## Start Records supplied

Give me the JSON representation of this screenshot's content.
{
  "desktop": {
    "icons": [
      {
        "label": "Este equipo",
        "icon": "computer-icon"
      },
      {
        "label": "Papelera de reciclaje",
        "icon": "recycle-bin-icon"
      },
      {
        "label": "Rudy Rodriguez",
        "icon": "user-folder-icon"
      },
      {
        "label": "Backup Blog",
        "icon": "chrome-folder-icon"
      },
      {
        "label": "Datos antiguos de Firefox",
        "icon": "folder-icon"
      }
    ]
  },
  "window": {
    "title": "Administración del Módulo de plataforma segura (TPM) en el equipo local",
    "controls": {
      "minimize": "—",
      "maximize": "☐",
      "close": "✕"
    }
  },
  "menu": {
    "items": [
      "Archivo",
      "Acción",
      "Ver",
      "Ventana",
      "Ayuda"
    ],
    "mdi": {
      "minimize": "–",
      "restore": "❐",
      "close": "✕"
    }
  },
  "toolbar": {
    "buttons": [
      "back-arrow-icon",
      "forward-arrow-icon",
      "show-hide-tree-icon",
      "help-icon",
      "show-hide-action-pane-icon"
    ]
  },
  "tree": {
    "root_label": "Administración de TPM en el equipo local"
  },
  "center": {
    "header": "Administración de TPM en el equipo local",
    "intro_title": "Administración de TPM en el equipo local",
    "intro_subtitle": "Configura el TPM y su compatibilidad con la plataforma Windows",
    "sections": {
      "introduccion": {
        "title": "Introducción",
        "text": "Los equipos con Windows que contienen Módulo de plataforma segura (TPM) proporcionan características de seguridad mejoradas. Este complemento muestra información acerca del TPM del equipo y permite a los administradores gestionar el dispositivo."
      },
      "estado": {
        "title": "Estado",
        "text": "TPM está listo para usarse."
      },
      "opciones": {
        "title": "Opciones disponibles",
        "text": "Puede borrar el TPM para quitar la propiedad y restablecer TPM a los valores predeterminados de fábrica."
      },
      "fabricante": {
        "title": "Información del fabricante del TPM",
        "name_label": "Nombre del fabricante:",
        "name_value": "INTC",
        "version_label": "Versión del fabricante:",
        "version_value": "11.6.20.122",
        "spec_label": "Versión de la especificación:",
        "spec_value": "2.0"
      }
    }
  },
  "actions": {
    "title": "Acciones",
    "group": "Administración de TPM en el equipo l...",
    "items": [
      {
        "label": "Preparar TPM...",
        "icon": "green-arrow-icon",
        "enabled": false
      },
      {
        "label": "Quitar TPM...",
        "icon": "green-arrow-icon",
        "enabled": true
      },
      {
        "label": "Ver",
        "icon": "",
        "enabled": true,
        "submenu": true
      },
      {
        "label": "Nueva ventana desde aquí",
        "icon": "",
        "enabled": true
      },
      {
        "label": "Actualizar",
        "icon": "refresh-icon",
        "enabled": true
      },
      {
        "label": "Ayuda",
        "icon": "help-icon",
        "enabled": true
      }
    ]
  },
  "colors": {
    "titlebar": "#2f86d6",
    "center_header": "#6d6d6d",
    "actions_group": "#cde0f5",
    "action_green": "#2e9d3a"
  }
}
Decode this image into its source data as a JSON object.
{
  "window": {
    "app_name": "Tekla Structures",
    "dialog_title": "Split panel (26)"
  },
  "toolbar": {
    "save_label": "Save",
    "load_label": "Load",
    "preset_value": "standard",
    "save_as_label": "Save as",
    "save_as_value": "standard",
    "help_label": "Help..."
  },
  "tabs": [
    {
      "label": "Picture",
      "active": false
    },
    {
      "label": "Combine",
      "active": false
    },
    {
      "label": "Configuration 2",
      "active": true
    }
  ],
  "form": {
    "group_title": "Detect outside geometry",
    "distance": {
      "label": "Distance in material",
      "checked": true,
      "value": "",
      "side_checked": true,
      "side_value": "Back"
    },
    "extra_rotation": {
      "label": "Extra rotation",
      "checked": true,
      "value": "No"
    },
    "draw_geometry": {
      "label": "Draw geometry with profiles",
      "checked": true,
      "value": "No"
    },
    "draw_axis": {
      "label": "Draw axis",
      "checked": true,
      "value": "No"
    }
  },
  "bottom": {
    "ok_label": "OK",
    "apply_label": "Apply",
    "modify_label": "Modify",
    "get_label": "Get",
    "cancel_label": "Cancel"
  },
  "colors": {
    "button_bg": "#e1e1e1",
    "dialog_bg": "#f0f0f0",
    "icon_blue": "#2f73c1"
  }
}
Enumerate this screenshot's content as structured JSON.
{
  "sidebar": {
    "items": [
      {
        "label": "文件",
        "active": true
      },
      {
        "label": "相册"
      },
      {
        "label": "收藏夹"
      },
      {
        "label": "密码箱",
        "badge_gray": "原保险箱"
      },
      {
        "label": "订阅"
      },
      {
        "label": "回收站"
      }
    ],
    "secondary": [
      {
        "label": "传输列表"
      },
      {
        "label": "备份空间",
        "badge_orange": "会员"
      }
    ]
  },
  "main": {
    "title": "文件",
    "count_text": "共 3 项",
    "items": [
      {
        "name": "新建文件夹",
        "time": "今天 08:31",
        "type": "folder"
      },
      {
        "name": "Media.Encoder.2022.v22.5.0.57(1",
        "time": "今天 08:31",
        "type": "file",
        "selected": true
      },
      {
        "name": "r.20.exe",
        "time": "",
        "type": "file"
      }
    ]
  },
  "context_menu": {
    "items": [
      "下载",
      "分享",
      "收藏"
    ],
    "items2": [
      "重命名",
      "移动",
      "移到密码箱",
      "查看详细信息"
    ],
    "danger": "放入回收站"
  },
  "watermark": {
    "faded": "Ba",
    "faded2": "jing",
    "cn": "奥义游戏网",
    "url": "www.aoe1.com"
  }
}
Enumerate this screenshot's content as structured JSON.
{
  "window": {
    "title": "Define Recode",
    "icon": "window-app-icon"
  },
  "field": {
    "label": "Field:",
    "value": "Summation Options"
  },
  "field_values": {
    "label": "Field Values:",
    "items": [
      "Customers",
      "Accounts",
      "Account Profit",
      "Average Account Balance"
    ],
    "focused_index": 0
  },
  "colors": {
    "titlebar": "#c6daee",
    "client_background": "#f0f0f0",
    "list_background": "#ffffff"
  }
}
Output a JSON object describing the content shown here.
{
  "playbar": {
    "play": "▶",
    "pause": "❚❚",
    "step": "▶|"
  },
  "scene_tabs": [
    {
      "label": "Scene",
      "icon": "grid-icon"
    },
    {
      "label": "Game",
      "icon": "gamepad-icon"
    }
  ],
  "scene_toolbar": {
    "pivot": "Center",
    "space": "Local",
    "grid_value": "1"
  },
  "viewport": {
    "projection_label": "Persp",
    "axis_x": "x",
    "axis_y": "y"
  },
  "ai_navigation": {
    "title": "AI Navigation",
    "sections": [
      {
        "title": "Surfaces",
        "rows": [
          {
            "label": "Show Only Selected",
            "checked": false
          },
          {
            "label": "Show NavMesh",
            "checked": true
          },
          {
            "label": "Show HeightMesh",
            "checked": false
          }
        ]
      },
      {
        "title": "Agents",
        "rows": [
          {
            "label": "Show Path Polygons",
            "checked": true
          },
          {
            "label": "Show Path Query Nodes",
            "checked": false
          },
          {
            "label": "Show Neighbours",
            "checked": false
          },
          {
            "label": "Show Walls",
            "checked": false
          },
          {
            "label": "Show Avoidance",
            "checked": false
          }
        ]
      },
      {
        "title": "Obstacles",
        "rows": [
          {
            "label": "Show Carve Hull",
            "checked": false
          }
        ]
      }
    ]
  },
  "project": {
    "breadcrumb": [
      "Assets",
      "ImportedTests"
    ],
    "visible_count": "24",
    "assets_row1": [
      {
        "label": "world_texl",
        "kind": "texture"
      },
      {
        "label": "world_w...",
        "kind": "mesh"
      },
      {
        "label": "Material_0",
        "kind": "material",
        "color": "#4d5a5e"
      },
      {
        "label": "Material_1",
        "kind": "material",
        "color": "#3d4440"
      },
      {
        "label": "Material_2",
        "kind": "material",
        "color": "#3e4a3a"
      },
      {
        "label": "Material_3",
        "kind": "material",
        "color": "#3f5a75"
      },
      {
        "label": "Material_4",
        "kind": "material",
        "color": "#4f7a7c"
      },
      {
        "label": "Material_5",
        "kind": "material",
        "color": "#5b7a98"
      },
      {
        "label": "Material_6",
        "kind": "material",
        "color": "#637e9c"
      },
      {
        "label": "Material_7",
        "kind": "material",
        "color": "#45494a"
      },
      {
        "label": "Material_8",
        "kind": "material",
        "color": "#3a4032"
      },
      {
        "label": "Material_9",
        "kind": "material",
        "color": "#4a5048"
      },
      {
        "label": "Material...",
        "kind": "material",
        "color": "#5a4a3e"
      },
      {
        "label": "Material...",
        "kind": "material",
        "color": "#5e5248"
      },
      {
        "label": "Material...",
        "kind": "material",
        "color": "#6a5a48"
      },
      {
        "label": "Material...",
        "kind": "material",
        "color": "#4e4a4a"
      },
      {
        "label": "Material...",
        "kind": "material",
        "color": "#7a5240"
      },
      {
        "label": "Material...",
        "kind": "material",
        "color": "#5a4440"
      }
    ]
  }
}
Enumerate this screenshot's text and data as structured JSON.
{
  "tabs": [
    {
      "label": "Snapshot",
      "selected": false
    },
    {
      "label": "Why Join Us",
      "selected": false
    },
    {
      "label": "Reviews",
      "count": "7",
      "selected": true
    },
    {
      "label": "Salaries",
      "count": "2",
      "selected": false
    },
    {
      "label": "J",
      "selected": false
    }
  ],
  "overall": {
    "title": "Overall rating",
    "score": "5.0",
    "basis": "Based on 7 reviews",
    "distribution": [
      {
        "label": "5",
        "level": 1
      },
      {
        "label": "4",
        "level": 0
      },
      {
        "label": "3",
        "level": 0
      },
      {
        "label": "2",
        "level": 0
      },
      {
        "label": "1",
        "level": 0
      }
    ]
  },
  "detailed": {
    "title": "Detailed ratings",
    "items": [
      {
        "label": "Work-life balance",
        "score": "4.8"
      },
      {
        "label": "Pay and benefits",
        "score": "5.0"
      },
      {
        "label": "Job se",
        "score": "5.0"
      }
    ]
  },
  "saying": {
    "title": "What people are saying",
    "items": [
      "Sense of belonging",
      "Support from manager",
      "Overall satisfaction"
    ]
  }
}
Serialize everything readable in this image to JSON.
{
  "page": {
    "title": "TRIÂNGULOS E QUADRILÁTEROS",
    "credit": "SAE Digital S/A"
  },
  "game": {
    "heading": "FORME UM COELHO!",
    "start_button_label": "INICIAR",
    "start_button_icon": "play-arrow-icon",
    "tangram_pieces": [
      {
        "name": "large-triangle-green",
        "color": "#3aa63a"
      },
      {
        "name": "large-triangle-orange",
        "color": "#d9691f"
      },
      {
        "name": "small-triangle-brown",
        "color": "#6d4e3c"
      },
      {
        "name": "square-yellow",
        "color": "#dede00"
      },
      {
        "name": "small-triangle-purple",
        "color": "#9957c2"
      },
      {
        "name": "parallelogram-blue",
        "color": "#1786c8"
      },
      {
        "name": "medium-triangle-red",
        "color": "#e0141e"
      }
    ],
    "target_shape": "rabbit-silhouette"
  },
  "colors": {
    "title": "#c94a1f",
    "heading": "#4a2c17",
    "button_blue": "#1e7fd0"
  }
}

## End Records supplied

### Short problem
Find the line that contains "Serialize everything readable". Repeat it and every line after it, exactly as written, up to and including the last line of the records above.

### Reply
Serialize everything readable in this image to JSON.
{
  "page": {
    "title": "TRIÂNGULOS E QUADRILÁTEROS",
    "credit": "SAE Digital S/A"
  },
  "game": {
    "heading": "FORME UM COELHO!",
    "start_button_label": "INICIAR",
    "start_button_icon": "play-arrow-icon",
    "tangram_pieces": [
      {
        "name": "large-triangle-green",
        "color": "#3aa63a"
      },
      {
        "name": "large-triangle-orange",
        "color": "#d9691f"
      },
      {
        "name": "small-triangle-brown",
        "color": "#6d4e3c"
      },
      {
        "name": "square-yellow",
        "color": "#dede00"
      },
      {
        "name": "small-triangle-purple",
        "color": "#9957c2"
      },
      {
        "name": "parallelogram-blue",
        "color": "#1786c8"
      },
      {
        "name": "medium-triangle-red",
        "color": "#e0141e"
      }
    ],
    "target_shape": "rabbit-silhouette"
  },
  "colors": {
    "title": "#c94a1f",
    "heading": "#4a2c17",
    "button_blue": "#1e7fd0"
  }
}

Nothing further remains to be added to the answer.